*The task*: Reproduce all of the data that follows, character for character.

Extracted data entries
::::

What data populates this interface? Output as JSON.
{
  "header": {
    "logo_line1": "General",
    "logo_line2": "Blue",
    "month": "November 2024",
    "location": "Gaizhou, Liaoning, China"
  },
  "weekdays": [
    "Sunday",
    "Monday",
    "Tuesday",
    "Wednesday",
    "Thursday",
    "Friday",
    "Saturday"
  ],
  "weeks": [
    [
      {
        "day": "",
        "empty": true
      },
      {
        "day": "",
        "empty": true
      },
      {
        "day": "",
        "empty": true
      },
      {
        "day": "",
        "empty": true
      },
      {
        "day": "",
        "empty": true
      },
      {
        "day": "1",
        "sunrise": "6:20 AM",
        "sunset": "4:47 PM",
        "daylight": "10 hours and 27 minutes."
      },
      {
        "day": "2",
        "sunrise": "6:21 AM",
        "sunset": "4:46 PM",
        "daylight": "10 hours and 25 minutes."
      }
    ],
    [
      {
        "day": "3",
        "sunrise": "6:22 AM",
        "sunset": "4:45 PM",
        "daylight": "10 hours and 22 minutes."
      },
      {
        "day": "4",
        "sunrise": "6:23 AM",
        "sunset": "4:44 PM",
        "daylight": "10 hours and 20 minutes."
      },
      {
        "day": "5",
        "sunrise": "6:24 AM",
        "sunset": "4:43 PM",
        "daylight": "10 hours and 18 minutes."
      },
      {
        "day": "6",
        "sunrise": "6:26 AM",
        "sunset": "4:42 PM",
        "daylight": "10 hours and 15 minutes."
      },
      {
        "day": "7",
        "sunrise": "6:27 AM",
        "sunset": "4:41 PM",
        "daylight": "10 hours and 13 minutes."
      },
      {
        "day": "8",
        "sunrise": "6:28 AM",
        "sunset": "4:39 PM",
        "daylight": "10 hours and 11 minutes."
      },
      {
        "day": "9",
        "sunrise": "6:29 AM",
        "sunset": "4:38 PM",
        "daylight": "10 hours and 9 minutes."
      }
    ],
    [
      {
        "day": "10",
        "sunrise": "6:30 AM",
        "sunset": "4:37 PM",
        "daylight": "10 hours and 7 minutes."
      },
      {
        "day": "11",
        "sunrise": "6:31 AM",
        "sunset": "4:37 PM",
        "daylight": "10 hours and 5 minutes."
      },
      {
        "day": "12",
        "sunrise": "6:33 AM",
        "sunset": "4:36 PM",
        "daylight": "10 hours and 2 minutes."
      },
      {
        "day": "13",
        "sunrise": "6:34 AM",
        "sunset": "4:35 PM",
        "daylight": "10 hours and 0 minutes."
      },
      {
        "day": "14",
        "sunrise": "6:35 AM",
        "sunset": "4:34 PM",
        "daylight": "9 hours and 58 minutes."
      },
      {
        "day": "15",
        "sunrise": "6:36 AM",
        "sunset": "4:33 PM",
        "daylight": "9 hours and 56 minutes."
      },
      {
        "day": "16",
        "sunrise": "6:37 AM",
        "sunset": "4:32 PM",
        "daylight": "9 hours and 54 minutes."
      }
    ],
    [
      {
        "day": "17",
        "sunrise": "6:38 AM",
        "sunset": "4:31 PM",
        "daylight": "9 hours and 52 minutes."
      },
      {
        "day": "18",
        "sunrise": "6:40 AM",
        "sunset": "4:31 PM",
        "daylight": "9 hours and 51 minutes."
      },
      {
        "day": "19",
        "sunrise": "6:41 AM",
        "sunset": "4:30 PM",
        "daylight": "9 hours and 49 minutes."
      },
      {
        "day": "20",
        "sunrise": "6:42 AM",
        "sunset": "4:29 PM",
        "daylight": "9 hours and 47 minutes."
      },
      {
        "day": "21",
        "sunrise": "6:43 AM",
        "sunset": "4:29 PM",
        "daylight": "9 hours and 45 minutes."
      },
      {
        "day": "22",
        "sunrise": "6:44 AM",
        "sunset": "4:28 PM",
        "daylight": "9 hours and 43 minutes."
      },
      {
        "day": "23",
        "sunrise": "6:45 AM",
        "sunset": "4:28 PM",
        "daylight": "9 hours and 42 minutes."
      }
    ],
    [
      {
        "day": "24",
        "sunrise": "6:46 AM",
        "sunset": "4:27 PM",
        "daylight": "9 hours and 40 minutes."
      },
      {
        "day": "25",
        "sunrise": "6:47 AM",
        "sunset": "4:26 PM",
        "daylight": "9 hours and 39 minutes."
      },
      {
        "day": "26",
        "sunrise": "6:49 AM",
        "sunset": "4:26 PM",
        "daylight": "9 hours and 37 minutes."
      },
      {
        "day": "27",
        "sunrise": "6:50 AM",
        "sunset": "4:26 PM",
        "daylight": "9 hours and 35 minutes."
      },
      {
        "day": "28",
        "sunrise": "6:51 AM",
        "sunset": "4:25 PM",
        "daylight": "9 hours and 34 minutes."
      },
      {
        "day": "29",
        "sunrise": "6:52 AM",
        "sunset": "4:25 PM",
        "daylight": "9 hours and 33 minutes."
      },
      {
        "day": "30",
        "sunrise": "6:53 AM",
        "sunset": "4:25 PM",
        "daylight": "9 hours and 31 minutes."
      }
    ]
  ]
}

::::

*Answer in full*:
What data populates this interface? Output as JSON.
{
  "header": {
    "logo_line1": "General",
    "logo_line2": "Blue",
    "month": "November 2024",
    "location": "Gaizhou, Liaoning, China"
  },
  "weekdays": [
    "Sunday",
    "Monday",
    "Tuesday",
    "Wednesday",
    "Thursday",
    "Friday",
    "Saturday"
  ],
  "weeks": [
    [
      {
        "day": "",
        "empty": true
      },
      {
        "day": "",
        "empty": true
      },
      {
        "day": "",
        "empty": true
      },
      {
        "day": "",
        "empty": true
      },
      {
        "day": "",
        "empty": true
      },
      {
        "day": "1",
        "sunrise": "6:20 AM",
        "sunset": "4:47 PM",
        "daylight": "10 hours and 27 minutes."
      },
      {
        "day": "2",
        "sunrise": "6:21 AM",
        "sunset": "4:46 PM",
        "daylight": "10 hours and 25 minutes."
      }
    ],
    [
      {
        "day": "3",
        "sunrise": "6:22 AM",
        "sunset": "4:45 PM",
        "daylight": "10 hours and 22 minutes."
      },
      {
        "day": "4",
        "sunrise": "6:23 AM",
        "sunset": "4:44 PM",
        "daylight": "10 hours and 20 minutes."
      },
      {
        "day": "5",
        "sunrise": "6:24 AM",
        "sunset": "4:43 PM",
        "daylight": "10 hours and 18 minutes."
      },
      {
        "day": "6",
        "sunrise": "6:26 AM",
        "sunset": "4:42 PM",
        "daylight": "10 hours and 15 minutes."
      },
      {
        "day": "7",
        "sunrise": "6:27 AM",
        "sunset": "4:41 PM",
        "daylight": "10 hours and 13 minutes."
      },
      {
        "day": "8",
        "sunrise": "6:28 AM",
        "sunset": "4:39 PM",
        "daylight": "10 hours and 11 minutes."
      },
      {
        "day": "9",
        "sunrise": "6:29 AM",
        "sunset": "4:38 PM",
        "daylight": "10 hours and 9 minutes."
      }
    ],
    [
      {
        "day": "10",
        "sunrise": "6:30 AM",
        "sunset": "4:37 PM",
        "daylight": "10 hours and 7 minutes."
      },
      {
        "day": "11",
        "sunrise": "6:31 AM",
        "sunset": "4:37 PM",
        "daylight": "10 hours and 5 minutes."
      },
      {
        "day": "12",
        "sunrise": "6:33 AM",
        "sunset": "4:36 PM",
        "daylight": "10 hours and 2 minutes."
      },
      {
        "day": "13",
        "sunrise": "6:34 AM",
        "sunset": "4:35 PM",
        "daylight": "10 hours and 0 minutes."
      },
      {
        "day": "14",
        "sunrise": "6:35 AM",
        "sunset": "4:34 PM",
        "daylight": "9 hours and 58 minutes."
      },
      {
        "day": "15",
        "sunrise": "6:36 AM",
        "sunset": "4:33 PM",
        "daylight": "9 hours and 56 minutes."
      },
      {
        "day": "16",
        "sunrise": "6:37 AM",
        "sunset": "4:32 PM",
        "daylight": "9 hours and 54 minutes."
      }
    ],
    [
      {
        "day": "17",
        "sunrise": "6:38 AM",
        "sunset": "4:31 PM",
        "daylight": "9 hours and 52 minutes."
      },
      {
        "day": "18",
        "sunrise": "6:40 AM",
        "sunset": "4:31 PM",
        "daylight": "9 hours and 51 minutes."
      },
      {
        "day": "19",
        "sunrise": "6:41 AM",
        "sunset": "4:30 PM",
        "daylight": "9 hours and 49 minutes."
      },
      {
        "day": "20",
        "sunrise": "6:42 AM",
        "sunset": "4:29 PM",
        "daylight": "9 hours and 47 minutes."
      },
      {
        "day": "21",
        "sunrise": "6:43 AM",
        "sunset": "4:29 PM",
        "daylight": "9 hours and 45 minutes."
      },
      {
        "day": "22",
        "sunrise": "6:44 AM",
        "sunset": "4:28 PM",
        "daylight": "9 hours and 43 minutes."
      },
      {
        "day": "23",
        "sunrise": "6:45 AM",
        "sunset": "4:28 PM",
        "daylight": "9 hours and 42 minutes."
      }
    ],
    [
      {
        "day": "24",
        "sunrise": "6:46 AM",
        "sunset": "4:27 PM",
        "daylight": "9 hours and 40 minutes."
      },
      {
        "day": "25",
        "sunrise": "6:47 AM",
        "sunset": "4:26 PM",
        "daylight": "9 hours and 39 minutes."
      },
      {
        "day": "26",
        "sunrise": "6:49 AM",
        "sunset": "4:26 PM",
        "daylight": "9 hours and 37 minutes."
      },
      {
        "day": "27",
        "sunrise": "6:50 AM",
        "sunset": "4:26 PM",
        "daylight": "9 hours and 35 minutes."
      },
      {
        "day": "28",
        "sunrise": "6:51 AM",
        "sunset": "4:25 PM",
        "daylight": "9 hours and 34 minutes."
      },
      {
        "day": "29",
        "sunrise": "6:52 AM",
        "sunset": "4:25 PM",
        "daylight": "9 hours and 33 minutes."
      },
      {
        "day": "30",
        "sunrise": "6:53 AM",
        "sunset": "4:25 PM",
        "daylight": "9 hours and 31 minutes."
      }
    ]
  ]
}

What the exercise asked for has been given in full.